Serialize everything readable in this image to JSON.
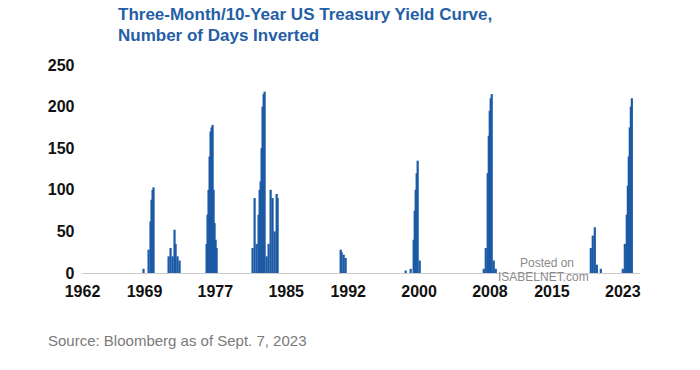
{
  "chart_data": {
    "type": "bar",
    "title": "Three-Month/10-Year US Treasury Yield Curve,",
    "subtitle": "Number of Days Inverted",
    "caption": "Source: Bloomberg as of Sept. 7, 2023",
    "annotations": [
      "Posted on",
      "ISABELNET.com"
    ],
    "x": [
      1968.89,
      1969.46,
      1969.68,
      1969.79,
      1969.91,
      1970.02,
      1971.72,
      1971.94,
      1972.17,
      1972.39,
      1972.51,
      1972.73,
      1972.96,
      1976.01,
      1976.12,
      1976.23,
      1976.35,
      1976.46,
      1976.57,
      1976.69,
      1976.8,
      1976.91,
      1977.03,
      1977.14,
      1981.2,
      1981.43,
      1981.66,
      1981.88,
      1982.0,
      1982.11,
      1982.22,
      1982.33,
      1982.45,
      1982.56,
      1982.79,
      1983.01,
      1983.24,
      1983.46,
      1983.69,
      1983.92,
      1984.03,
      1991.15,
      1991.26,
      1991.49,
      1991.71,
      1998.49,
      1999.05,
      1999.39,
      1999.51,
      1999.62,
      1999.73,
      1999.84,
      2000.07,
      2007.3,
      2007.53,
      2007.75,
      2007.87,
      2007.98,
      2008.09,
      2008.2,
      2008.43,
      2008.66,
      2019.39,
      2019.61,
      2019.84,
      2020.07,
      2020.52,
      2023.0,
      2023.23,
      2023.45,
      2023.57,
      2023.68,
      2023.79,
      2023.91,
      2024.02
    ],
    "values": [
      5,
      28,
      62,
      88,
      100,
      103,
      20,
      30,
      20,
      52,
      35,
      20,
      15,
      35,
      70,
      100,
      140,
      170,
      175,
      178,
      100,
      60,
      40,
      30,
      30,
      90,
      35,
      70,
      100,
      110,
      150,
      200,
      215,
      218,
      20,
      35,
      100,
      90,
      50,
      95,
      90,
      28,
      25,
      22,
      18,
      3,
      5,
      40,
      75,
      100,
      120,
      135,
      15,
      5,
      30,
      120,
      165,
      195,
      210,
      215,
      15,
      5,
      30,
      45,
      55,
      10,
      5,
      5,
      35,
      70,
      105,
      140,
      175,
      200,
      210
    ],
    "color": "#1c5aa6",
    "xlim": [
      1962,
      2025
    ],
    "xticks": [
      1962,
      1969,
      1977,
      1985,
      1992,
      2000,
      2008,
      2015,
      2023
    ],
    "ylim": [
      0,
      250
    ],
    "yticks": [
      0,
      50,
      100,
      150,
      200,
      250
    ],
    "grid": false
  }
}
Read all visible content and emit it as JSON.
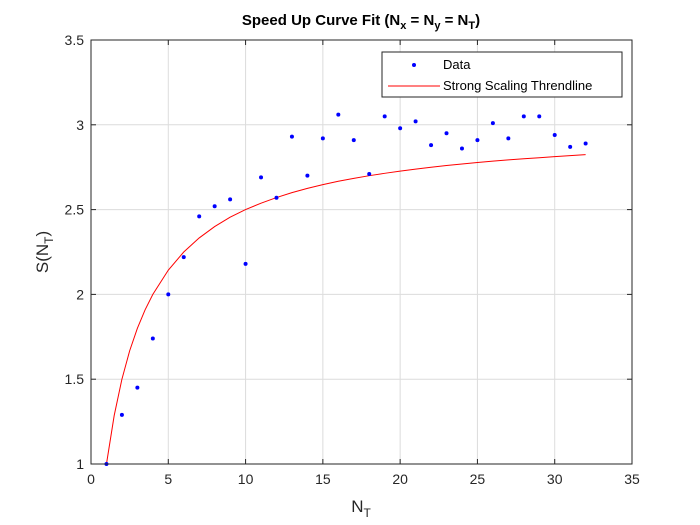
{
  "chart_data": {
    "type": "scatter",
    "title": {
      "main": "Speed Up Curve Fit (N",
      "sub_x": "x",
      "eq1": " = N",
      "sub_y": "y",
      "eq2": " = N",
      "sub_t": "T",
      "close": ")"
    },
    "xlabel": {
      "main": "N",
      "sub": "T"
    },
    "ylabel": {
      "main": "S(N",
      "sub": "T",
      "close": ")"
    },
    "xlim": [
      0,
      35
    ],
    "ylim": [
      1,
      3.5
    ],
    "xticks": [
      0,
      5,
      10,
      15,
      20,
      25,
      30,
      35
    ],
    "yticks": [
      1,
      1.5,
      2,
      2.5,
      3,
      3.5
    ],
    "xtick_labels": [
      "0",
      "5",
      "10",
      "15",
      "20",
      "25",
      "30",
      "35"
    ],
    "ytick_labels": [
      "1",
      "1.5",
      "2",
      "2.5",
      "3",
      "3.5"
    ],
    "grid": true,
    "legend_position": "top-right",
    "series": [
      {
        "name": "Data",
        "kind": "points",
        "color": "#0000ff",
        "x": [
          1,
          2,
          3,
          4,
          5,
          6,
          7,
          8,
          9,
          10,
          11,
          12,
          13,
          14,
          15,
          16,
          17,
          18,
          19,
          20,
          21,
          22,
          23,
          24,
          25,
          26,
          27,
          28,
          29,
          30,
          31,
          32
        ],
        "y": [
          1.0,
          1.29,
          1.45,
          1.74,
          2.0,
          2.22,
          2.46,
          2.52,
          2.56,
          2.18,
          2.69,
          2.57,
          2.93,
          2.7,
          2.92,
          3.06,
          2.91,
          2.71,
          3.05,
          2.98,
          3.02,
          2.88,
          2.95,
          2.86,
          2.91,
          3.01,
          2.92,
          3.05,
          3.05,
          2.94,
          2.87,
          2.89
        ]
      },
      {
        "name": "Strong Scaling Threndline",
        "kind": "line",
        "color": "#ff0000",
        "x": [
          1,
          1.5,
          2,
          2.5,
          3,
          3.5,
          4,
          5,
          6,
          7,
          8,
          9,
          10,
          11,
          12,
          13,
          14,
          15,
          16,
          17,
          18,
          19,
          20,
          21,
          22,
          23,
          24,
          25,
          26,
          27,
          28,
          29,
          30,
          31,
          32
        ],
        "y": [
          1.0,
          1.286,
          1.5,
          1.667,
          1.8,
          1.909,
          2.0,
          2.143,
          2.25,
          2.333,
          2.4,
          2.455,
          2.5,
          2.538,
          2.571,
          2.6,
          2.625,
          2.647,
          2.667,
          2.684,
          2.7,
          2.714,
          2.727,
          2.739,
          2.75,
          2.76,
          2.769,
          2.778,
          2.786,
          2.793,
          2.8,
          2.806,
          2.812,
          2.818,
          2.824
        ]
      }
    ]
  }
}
┄┄┄┄┄┄┄┄┄┄
(Required task) Repeat the records word for word. Any picture in them should be left out.

(Complete answer)
Serialize everything readable in this image to JSON.
{
  "chart_data": {
    "type": "bar",
    "title": "Three-Month/10-Year US Treasury Yield Curve,",
    "subtitle": "Number of Days Inverted",
    "caption": "Source: Bloomberg as of Sept. 7, 2023",
    "annotations": [
      "Posted on",
      "ISABELNET.com"
    ],
    "x": [
      1968.89,
      1969.46,
      1969.68,
      1969.79,
      1969.91,
      1970.02,
      1971.72,
      1971.94,
      1972.17,
      1972.39,
      1972.51,
      1972.73,
      1972.96,
      1976.01,
      1976.12,
      1976.23,
      1976.35,
      1976.46,
      1976.57,
      1976.69,
      1976.8,
      1976.91,
      1977.03,
      1977.14,
      1981.2,
      1981.43,
      1981.66,
      1981.88,
      1982.0,
      1982.11,
      1982.22,
      1982.33,
      1982.45,
      1982.56,
      1982.79,
      1983.01,
      1983.24,
      1983.46,
      1983.69,
      1983.92,
      1984.03,
      1991.15,
      1991.26,
      1991.49,
      1991.71,
      1998.49,
      1999.05,
      1999.39,
      1999.51,
      1999.62,
      1999.73,
      1999.84,
      2000.07,
      2007.3,
      2007.53,
      2007.75,
      2007.87,
      2007.98,
      2008.09,
      2008.2,
      2008.43,
      2008.66,
      2019.39,
      2019.61,
      2019.84,
      2020.07,
      2020.52,
      2023.0,
      2023.23,
      2023.45,
      2023.57,
      2023.68,
      2023.79,
      2023.91,
      2024.02
    ],
    "values": [
      5,
      28,
      62,
      88,
      100,
      103,
      20,
      30,
      20,
      52,
      35,
      20,
      15,
      35,
      70,
      100,
      140,
      170,
      175,
      178,
      100,
      60,
      40,
      30,
      30,
      90,
      35,
      70,
      100,
      110,
      150,
      200,
      215,
      218,
      20,
      35,
      100,
      90,
      50,
      95,
      90,
      28,
      25,
      22,
      18,
      3,
      5,
      40,
      75,
      100,
      120,
      135,
      15,
      5,
      30,
      120,
      165,
      195,
      210,
      215,
      15,
      5,
      30,
      45,
      55,
      10,
      5,
      5,
      35,
      70,
      105,
      140,
      175,
      200,
      210
    ],
    "color": "#1c5aa6",
    "xlim": [
      1962,
      2025
    ],
    "xticks": [
      1962,
      1969,
      1977,
      1985,
      1992,
      2000,
      2008,
      2015,
      2023
    ],
    "ylim": [
      0,
      250
    ],
    "yticks": [
      0,
      50,
      100,
      150,
      200,
      250
    ],
    "grid": false
  }
}
Read all visible content and emit it as JSON.
{
  "chart_data": {
    "type": "scatter",
    "title": {
      "main": "Speed Up Curve Fit (N",
      "sub_x": "x",
      "eq1": " = N",
      "sub_y": "y",
      "eq2": " = N",
      "sub_t": "T",
      "close": ")"
    },
    "xlabel": {
      "main": "N",
      "sub": "T"
    },
    "ylabel": {
      "main": "S(N",
      "sub": "T",
      "close": ")"
    },
    "xlim": [
      0,
      35
    ],
    "ylim": [
      1,
      3.5
    ],
    "xticks": [
      0,
      5,
      10,
      15,
      20,
      25,
      30,
      35
    ],
    "yticks": [
      1,
      1.5,
      2,
      2.5,
      3,
      3.5
    ],
    "xtick_labels": [
      "0",
      "5",
      "10",
      "15",
      "20",
      "25",
      "30",
      "35"
    ],
    "ytick_labels": [
      "1",
      "1.5",
      "2",
      "2.5",
      "3",
      "3.5"
    ],
    "grid": true,
    "legend_position": "top-right",
    "series": [
      {
        "name": "Data",
        "kind": "points",
        "color": "#0000ff",
        "x": [
          1,
          2,
          3,
          4,
          5,
          6,
          7,
          8,
          9,
          10,
          11,
          12,
          13,
          14,
          15,
          16,
          17,
          18,
          19,
          20,
          21,
          22,
          23,
          24,
          25,
          26,
          27,
          28,
          29,
          30,
          31,
          32
        ],
        "y": [
          1.0,
          1.29,
          1.45,
          1.74,
          2.0,
          2.22,
          2.46,
          2.52,
          2.56,
          2.18,
          2.69,
          2.57,
          2.93,
          2.7,
          2.92,
          3.06,
          2.91,
          2.71,
          3.05,
          2.98,
          3.02,
          2.88,
          2.95,
          2.86,
          2.91,
          3.01,
          2.92,
          3.05,
          3.05,
          2.94,
          2.87,
          2.89
        ]
      },
      {
        "name": "Strong Scaling Threndline",
        "kind": "line",
        "color": "#ff0000",
        "x": [
          1,
          1.5,
          2,
          2.5,
          3,
          3.5,
          4,
          5,
          6,
          7,
          8,
          9,
          10,
          11,
          12,
          13,
          14,
          15,
          16,
          17,
          18,
          19,
          20,
          21,
          22,
          23,
          24,
          25,
          26,
          27,
          28,
          29,
          30,
          31,
          32
        ],
        "y": [
          1.0,
          1.286,
          1.5,
          1.667,
          1.8,
          1.909,
          2.0,
          2.143,
          2.25,
          2.333,
          2.4,
          2.455,
          2.5,
          2.538,
          2.571,
          2.6,
          2.625,
          2.647,
          2.667,
          2.684,
          2.7,
          2.714,
          2.727,
          2.739,
          2.75,
          2.76,
          2.769,
          2.778,
          2.786,
          2.793,
          2.8,
          2.806,
          2.812,
          2.818,
          2.824
        ]
      }
    ]
  }
}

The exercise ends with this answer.